• [Stated exercise]
Every line with the string "JSON" should be gathered.

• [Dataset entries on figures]
━━━
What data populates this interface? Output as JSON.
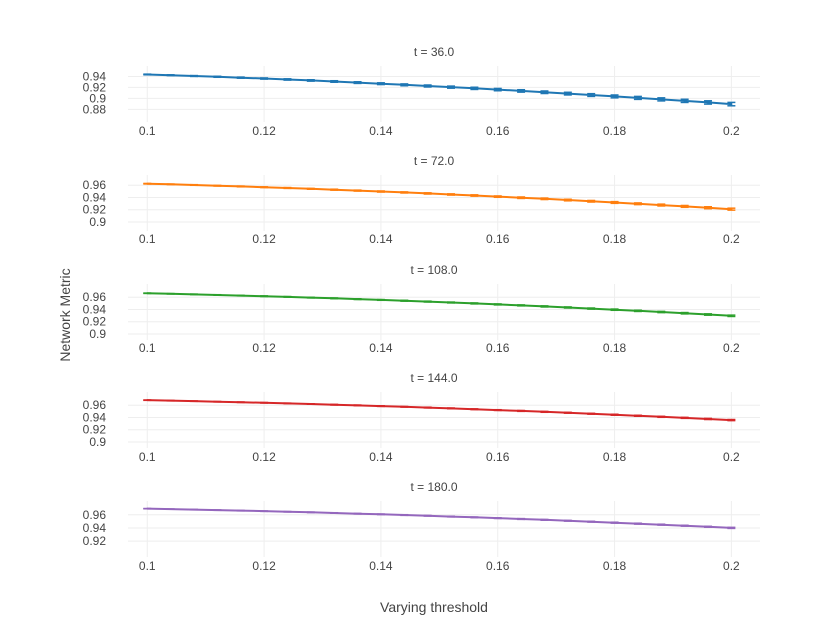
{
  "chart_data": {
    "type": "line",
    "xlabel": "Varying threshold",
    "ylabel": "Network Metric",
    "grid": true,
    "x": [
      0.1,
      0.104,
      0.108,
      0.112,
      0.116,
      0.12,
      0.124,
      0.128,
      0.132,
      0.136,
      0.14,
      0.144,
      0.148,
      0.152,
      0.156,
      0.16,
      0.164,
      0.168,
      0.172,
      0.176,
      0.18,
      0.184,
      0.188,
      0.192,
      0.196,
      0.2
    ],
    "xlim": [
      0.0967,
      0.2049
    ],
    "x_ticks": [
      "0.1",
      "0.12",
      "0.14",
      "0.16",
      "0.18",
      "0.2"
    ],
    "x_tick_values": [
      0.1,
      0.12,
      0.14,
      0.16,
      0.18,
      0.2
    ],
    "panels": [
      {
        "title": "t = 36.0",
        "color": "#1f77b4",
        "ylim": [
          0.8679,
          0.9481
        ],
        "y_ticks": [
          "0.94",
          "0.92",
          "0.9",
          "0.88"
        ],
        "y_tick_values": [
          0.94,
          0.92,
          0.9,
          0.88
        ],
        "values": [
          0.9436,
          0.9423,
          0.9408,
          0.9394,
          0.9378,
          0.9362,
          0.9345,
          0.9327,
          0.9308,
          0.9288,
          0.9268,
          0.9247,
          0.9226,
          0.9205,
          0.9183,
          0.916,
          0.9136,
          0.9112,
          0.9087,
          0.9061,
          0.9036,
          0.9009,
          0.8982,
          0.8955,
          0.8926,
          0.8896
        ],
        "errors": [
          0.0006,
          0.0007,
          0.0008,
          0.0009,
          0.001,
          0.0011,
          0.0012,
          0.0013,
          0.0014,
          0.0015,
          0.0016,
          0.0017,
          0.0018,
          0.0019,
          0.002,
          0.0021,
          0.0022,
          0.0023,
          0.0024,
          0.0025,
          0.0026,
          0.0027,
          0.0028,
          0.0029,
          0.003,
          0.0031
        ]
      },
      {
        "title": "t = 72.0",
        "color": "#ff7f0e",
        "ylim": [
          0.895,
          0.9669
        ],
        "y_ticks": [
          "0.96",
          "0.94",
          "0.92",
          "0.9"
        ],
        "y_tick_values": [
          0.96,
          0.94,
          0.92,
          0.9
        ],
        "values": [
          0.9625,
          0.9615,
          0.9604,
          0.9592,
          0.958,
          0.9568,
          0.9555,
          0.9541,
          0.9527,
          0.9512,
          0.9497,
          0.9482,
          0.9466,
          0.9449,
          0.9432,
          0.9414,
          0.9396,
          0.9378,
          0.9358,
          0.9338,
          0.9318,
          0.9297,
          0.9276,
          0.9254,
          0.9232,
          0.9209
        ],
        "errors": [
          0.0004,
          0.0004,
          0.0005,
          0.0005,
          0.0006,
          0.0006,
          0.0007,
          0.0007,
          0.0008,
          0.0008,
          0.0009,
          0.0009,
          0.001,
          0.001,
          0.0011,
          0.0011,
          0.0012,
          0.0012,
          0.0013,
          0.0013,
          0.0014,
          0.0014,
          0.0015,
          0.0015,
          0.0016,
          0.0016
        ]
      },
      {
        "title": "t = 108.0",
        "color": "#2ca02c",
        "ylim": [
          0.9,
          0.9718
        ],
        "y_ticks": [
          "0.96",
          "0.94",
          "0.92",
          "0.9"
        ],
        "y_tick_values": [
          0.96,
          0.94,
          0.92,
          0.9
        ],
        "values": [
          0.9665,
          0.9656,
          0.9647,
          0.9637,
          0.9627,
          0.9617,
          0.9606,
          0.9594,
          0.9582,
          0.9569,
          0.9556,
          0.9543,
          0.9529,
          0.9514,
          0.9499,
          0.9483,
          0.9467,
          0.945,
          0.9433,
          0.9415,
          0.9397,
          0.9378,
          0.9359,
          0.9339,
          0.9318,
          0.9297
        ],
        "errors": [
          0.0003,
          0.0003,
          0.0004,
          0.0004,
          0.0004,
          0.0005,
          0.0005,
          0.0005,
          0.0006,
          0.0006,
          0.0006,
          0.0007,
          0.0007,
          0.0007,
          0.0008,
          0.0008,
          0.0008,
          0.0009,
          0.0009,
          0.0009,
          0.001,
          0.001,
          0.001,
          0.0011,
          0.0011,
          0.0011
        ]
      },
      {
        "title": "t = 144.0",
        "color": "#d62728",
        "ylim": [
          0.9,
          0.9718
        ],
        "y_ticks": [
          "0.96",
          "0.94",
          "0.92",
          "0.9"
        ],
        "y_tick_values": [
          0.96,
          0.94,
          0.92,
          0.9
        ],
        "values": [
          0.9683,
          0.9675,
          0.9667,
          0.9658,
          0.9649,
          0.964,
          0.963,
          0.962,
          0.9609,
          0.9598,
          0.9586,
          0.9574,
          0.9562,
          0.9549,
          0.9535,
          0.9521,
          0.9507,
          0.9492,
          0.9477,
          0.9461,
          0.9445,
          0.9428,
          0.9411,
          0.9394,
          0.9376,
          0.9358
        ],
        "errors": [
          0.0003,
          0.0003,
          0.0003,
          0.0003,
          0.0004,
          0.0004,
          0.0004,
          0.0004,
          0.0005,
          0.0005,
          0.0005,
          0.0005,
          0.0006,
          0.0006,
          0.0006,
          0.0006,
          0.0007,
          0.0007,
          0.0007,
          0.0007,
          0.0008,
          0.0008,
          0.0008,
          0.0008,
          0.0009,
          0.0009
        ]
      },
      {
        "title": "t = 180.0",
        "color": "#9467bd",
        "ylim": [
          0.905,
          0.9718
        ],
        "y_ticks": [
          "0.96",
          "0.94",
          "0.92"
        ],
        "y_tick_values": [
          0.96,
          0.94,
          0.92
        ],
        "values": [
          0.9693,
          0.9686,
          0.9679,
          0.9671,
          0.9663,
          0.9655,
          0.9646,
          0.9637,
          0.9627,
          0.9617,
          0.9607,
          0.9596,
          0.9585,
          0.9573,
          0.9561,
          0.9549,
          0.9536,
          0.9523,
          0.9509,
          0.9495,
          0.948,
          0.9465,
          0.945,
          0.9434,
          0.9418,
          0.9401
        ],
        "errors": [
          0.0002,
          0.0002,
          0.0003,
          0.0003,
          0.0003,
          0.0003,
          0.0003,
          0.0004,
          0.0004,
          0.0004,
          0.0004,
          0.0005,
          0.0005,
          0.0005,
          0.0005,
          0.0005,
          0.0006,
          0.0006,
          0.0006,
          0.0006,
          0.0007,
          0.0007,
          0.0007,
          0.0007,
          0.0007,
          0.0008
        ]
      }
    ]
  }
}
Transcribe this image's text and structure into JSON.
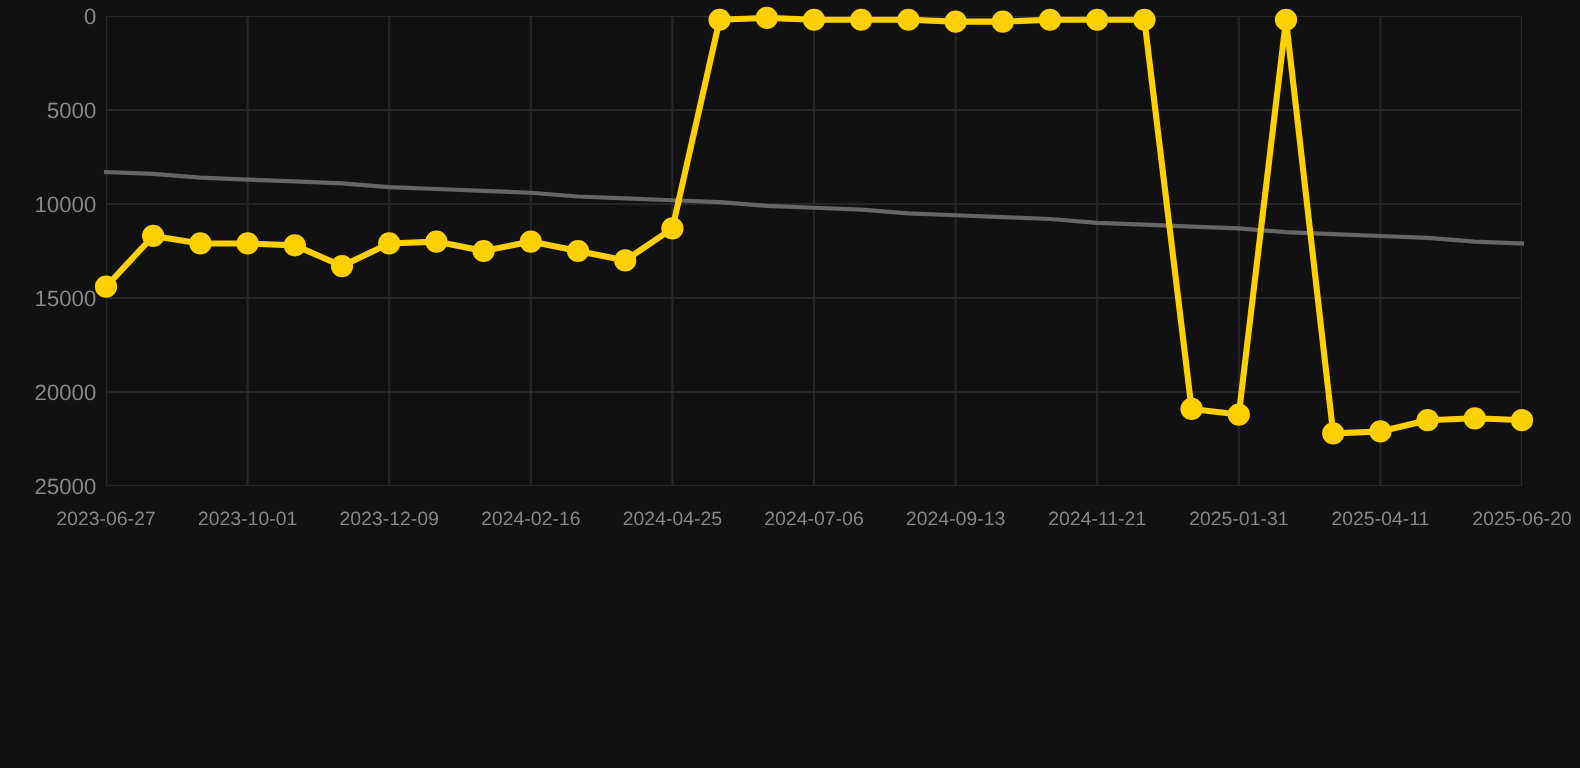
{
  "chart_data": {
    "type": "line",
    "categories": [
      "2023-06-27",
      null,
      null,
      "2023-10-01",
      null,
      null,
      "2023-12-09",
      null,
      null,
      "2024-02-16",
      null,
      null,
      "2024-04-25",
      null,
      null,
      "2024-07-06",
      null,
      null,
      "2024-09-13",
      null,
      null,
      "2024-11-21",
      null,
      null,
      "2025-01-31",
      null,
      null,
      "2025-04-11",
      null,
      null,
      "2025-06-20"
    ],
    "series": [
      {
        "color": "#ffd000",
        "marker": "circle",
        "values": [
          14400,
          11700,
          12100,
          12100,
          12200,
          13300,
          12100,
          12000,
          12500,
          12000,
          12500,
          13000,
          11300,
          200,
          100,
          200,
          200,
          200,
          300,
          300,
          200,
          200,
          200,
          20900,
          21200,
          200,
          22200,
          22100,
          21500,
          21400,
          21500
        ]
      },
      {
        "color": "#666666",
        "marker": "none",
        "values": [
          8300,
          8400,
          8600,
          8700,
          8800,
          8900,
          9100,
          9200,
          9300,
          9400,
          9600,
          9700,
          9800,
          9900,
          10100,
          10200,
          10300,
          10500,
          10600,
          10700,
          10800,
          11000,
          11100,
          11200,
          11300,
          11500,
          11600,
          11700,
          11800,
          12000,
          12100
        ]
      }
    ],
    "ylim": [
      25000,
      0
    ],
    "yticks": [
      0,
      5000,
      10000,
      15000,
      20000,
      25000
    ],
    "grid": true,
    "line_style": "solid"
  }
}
━━━
• [Final answer]
What data populates this interface? Output as JSON.
Transcribe this image's text and structure into JSON.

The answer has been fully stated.